EXCERPTED TEXT »
[Development] The place of QML

Alan Alpert alan.alpert at nokia.com
Wed May 9 04:11:13 CEST 2012

On Tue, 8 May 2012 20:08:38 ext Frank Hemer wrote:
> On Tuesday 08 May 2012 09:50:16 Peter Kuemmel wrote:
> > > > Now we suddenly have an easy to use, yet compulsory, Turing complete
> > > > language with essentially no support from off-the-shelf tools.
> > > 
> > > It's this "compulsory" part that I don't understand.
> > > The current situation is that if you don't want to use
> > > QML you don't use it.
> > 
> > Does "don't use it" mean I should use QWidgets?
> > But who wants to base a new project on a system which
> > is officially called something that sounds like "obsolete"
> > and "dead (no new features)"; I know the marketing calls this
> > only "done".
> +1 with a big '!'

If you have a better idea for the naming, I'd love to hear it. I'd call it 
"Sunshine" status, to evoke the imagery of an elder cat dozing the the sun, 
while still able to pounce the instant you approach. (This demonstrates that
 at least I need help coming up with good names ;) ).

> > ...
> > There is no smooth migration path for old-school Qt/C++ developers.

WORK REQUIRED » Rewrite the paragraph of the mailing-list post that begins "If you have a better idea for the naming" in fewer words, keeping its main points.

EXCERPTED RECORDS »

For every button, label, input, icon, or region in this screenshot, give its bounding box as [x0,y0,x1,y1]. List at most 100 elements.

* * *

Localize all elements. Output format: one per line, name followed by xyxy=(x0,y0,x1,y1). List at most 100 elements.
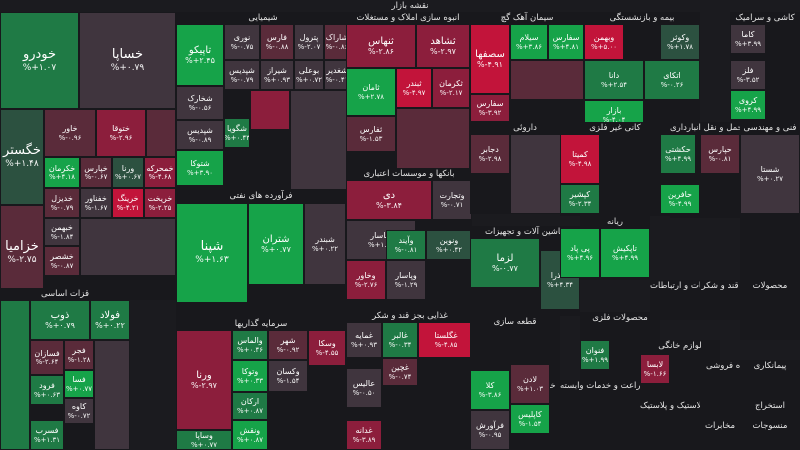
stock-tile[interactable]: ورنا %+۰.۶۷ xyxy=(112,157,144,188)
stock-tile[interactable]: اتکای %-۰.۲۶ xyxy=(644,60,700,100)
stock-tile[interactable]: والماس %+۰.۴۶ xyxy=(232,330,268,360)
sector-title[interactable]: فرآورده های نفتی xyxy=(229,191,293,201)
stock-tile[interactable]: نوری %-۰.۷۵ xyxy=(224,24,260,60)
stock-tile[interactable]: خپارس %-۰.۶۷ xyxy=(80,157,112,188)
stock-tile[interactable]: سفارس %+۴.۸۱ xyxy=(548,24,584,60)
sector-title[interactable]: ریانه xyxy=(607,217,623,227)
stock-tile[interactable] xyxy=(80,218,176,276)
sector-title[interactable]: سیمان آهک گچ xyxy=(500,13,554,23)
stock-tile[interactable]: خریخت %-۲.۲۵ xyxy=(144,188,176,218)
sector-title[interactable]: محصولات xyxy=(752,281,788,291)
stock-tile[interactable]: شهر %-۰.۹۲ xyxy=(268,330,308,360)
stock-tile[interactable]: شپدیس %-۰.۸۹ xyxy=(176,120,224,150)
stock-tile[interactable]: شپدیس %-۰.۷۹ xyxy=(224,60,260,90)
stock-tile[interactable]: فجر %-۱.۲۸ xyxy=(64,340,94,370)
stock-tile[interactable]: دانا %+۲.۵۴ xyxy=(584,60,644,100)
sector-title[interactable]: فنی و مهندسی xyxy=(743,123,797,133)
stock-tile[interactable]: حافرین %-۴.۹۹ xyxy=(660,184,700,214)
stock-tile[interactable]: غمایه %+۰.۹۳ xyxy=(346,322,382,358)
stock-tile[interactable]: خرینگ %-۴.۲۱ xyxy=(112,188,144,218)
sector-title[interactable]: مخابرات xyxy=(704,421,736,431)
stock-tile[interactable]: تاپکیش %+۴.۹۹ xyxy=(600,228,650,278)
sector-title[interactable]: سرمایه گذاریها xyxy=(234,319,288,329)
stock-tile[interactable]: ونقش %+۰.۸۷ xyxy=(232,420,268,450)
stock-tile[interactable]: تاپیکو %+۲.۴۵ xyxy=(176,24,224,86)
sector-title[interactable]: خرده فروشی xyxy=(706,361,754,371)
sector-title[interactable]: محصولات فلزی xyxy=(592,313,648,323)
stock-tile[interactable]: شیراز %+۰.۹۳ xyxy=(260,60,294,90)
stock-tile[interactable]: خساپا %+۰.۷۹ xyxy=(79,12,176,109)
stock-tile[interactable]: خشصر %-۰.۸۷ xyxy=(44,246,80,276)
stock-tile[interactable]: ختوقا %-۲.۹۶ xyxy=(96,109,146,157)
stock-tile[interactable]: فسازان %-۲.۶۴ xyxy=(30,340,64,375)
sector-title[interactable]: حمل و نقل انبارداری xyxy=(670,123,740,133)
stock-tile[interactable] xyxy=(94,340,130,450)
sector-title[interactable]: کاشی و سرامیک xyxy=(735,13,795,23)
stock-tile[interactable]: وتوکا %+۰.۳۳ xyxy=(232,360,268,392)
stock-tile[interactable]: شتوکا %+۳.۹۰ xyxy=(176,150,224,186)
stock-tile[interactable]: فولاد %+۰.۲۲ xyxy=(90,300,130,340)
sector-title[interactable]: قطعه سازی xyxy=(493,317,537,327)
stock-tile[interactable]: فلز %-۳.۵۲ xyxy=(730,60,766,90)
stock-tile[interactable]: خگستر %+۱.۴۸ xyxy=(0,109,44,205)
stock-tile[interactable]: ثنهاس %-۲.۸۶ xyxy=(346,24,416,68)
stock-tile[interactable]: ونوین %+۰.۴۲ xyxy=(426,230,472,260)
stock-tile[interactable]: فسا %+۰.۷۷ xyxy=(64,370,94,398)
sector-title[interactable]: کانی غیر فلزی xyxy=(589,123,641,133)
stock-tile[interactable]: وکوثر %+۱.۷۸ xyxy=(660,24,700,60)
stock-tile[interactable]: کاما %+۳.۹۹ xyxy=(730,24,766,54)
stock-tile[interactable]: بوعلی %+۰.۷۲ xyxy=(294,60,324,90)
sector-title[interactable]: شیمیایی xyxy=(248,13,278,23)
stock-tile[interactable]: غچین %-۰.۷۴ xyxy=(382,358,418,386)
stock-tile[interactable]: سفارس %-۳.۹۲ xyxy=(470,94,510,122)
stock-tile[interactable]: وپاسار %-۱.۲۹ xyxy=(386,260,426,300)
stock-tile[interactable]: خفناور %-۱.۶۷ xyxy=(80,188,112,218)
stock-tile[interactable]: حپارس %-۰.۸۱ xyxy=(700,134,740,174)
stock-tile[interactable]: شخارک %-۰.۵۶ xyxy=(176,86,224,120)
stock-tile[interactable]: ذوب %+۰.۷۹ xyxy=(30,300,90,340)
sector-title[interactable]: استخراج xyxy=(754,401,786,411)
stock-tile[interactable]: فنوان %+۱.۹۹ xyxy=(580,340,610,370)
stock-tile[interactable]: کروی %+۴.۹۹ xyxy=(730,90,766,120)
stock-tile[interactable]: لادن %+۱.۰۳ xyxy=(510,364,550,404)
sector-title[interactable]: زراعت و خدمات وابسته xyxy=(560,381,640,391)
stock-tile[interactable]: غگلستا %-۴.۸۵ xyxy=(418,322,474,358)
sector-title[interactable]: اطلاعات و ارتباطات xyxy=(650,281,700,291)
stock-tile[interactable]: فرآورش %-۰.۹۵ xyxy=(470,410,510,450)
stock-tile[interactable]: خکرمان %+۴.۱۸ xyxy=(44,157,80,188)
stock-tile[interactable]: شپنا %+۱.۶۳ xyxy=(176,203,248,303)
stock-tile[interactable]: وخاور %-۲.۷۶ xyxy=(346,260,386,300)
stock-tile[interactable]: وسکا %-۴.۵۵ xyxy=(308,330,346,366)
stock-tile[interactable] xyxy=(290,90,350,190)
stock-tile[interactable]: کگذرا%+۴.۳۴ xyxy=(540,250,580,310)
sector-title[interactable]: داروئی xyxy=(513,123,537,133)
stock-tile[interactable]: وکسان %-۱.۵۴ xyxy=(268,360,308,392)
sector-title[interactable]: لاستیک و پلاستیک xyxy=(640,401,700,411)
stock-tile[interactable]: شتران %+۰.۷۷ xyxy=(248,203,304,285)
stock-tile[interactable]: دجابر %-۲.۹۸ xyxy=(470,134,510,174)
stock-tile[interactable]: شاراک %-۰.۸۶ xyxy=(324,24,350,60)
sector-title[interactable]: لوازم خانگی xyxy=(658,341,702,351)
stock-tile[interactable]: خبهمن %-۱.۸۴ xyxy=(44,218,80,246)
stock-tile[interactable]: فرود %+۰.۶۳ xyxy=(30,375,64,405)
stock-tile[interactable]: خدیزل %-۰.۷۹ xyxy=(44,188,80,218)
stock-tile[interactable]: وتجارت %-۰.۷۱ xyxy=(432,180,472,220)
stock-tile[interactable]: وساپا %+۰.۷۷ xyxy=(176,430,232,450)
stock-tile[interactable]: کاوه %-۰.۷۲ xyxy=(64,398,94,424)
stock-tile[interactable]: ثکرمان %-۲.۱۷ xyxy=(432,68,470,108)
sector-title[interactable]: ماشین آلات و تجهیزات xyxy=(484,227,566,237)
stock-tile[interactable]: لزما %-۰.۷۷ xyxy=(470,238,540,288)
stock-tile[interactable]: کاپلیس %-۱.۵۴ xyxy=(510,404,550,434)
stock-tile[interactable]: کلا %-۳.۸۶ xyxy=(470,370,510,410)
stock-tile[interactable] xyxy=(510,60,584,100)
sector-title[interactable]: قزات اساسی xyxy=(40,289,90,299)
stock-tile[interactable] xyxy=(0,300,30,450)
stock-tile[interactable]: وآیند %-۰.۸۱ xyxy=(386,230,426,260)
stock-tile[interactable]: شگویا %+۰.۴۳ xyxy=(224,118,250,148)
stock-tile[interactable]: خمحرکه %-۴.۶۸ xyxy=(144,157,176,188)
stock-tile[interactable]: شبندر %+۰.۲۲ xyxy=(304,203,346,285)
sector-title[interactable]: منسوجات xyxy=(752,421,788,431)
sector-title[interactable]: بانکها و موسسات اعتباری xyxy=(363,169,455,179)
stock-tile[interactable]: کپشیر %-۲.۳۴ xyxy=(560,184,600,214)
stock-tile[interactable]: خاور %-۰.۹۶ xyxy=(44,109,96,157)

--

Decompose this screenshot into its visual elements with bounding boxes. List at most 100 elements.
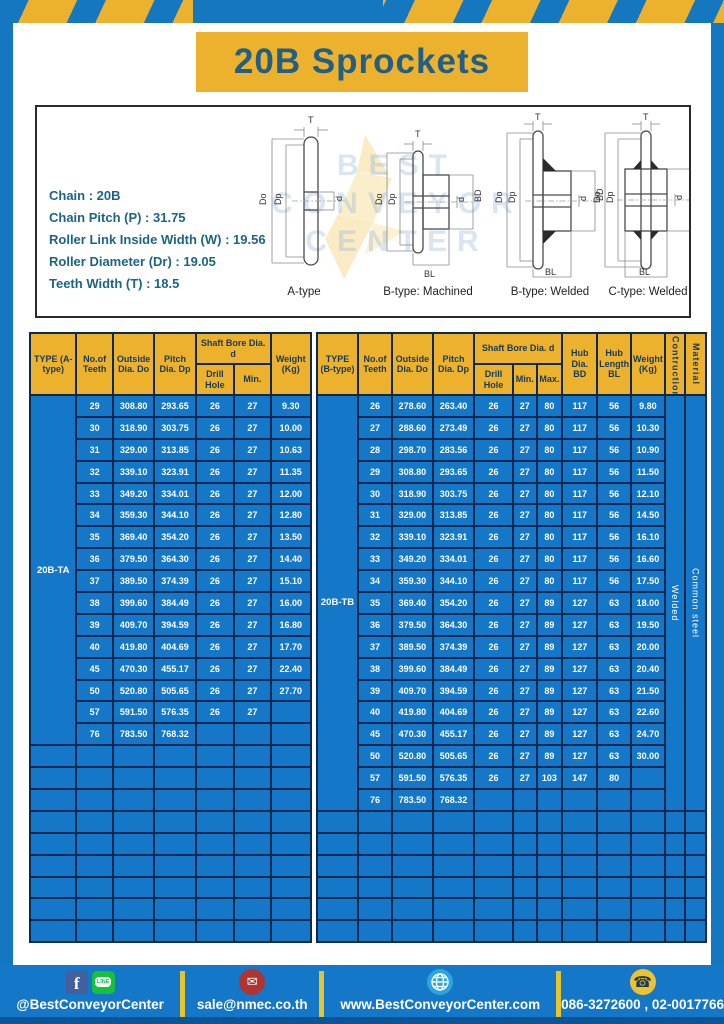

WORKED SOLUTION » The writer welcomes better naming ideas and suggests "Sunshine" status, meant to evoke an old cat dozing in the sun yet ready to pounce the moment you approach. The writer jokes that this shows they need help coming up with good names.